• [DATA SHOWN]:
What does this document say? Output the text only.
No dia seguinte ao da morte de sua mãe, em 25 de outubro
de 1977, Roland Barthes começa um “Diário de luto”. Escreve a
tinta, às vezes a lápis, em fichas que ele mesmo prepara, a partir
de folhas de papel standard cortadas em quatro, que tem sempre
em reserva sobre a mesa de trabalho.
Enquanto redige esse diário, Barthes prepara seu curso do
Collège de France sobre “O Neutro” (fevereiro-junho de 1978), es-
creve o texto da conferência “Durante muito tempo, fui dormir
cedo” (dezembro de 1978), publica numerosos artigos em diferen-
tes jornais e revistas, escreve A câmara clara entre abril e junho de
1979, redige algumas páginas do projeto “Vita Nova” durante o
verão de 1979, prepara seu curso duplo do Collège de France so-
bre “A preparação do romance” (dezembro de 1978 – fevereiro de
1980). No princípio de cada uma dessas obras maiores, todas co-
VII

...

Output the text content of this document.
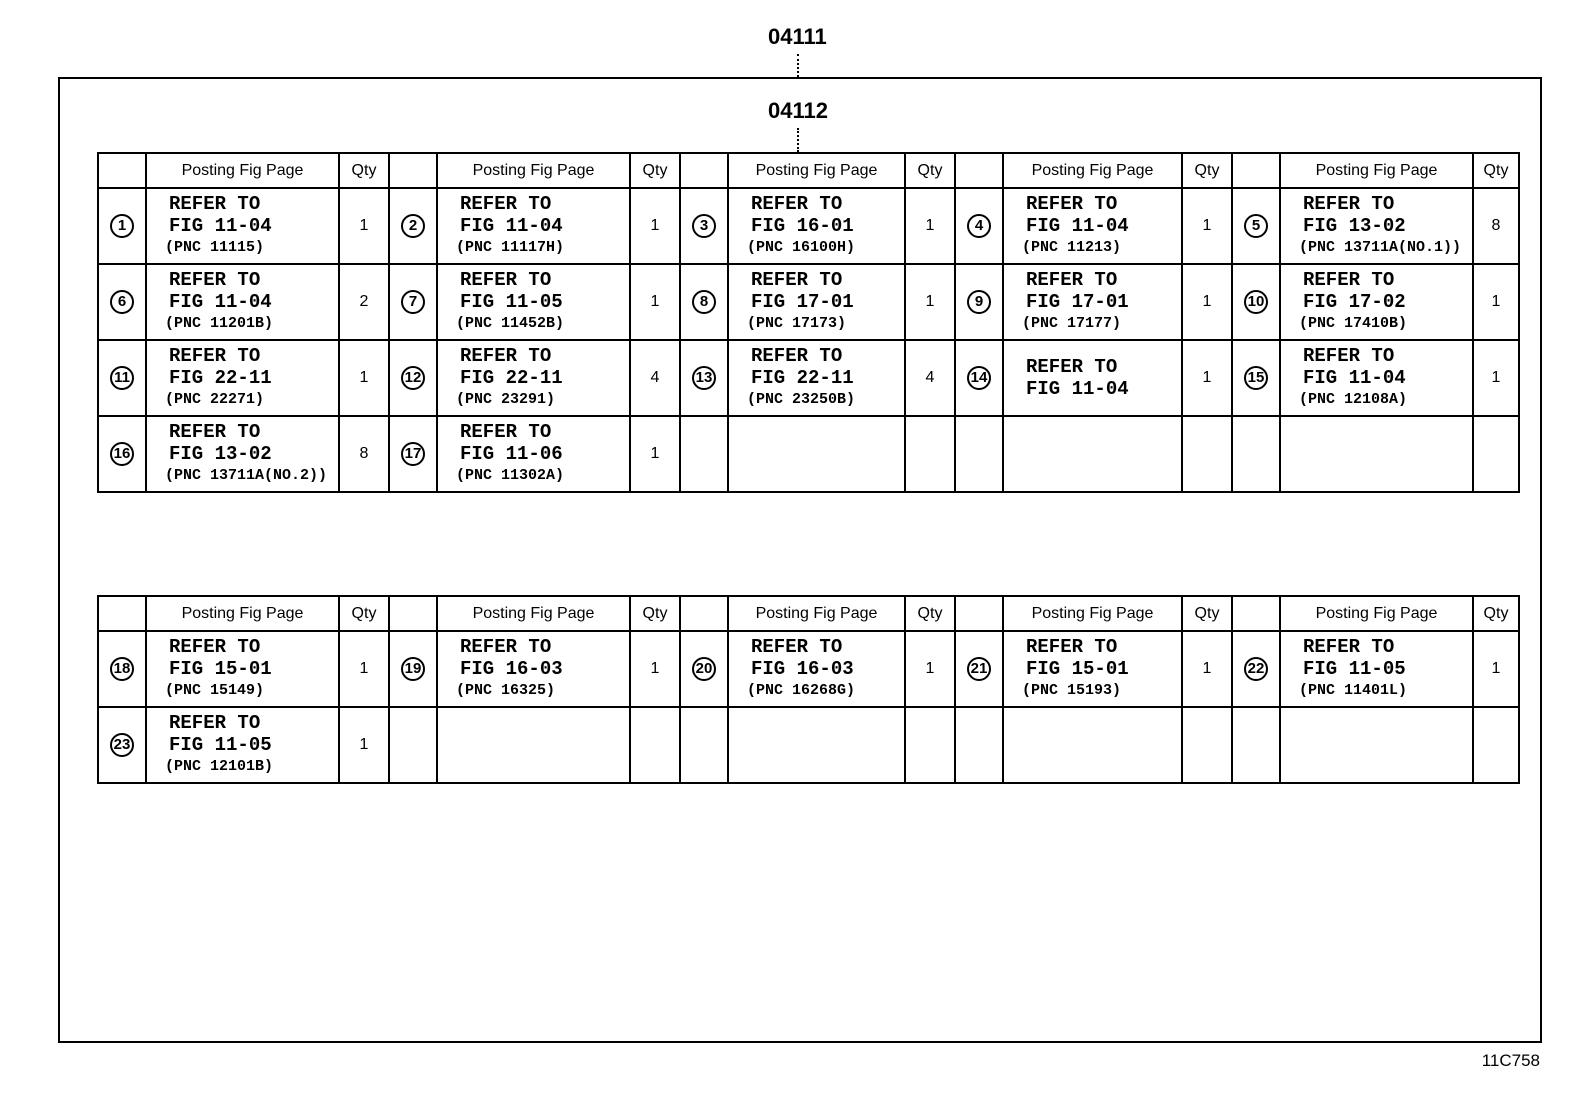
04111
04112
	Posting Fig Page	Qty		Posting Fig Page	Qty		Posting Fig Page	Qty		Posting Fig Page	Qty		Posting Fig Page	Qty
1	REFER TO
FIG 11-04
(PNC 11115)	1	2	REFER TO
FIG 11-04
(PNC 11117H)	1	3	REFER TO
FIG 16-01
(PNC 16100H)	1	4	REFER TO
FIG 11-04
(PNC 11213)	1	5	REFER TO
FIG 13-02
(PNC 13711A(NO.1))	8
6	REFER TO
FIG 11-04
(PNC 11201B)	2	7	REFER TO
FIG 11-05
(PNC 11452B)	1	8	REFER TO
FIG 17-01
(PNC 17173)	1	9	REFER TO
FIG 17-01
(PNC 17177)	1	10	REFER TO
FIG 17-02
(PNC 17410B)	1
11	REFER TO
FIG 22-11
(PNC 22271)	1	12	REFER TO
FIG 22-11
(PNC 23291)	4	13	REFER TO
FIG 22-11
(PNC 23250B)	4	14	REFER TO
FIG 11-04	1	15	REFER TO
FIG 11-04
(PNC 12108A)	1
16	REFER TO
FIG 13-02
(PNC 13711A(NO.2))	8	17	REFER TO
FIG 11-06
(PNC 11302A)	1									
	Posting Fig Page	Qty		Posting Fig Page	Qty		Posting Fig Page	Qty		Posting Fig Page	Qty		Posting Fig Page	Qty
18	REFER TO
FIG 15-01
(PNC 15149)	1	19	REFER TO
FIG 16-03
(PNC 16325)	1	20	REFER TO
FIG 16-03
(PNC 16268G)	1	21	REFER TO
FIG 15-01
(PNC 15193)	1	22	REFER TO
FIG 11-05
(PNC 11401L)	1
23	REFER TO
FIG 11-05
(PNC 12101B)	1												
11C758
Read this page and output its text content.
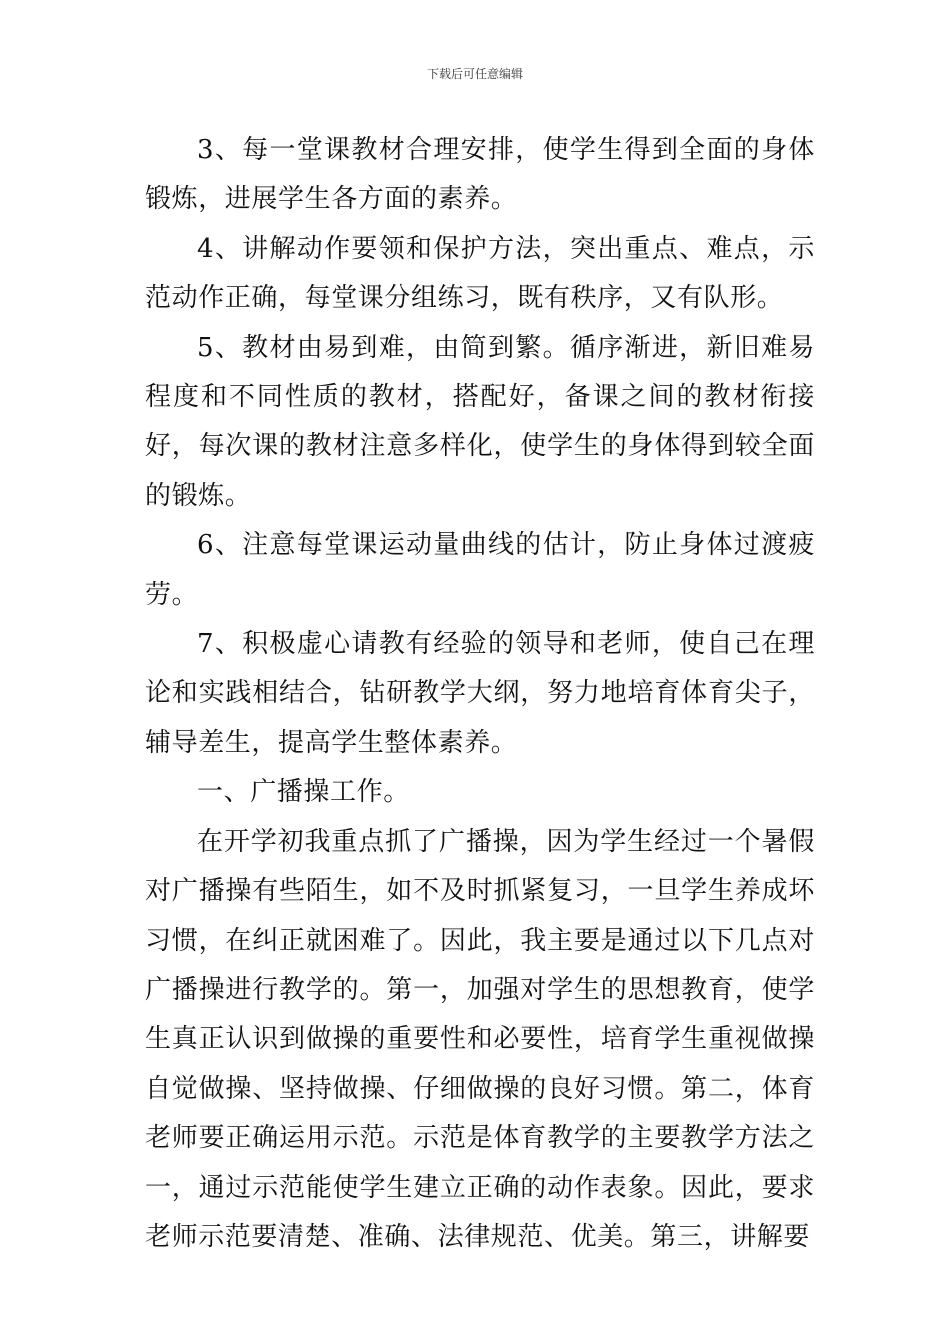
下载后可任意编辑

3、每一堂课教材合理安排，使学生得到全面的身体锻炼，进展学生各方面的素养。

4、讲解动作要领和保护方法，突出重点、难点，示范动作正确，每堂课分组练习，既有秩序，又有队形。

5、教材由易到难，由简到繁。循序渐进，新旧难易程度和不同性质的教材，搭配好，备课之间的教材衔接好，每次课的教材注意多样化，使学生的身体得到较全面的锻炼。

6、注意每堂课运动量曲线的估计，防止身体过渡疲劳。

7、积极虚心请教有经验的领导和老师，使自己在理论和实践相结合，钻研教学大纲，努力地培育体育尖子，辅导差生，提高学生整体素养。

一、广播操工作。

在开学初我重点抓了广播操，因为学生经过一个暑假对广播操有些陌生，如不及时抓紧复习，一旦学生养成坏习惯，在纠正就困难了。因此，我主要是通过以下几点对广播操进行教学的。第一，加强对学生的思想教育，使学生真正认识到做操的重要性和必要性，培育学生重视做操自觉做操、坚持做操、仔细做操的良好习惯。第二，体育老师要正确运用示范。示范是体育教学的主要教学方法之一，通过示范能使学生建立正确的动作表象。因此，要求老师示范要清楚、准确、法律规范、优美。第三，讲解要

• [WHAT THE TASK ASKS]: Extract each line from the listing that holds the word "content".

• [FINISHED TASK]:
Output the text content of this document.
Read this page and output its text content.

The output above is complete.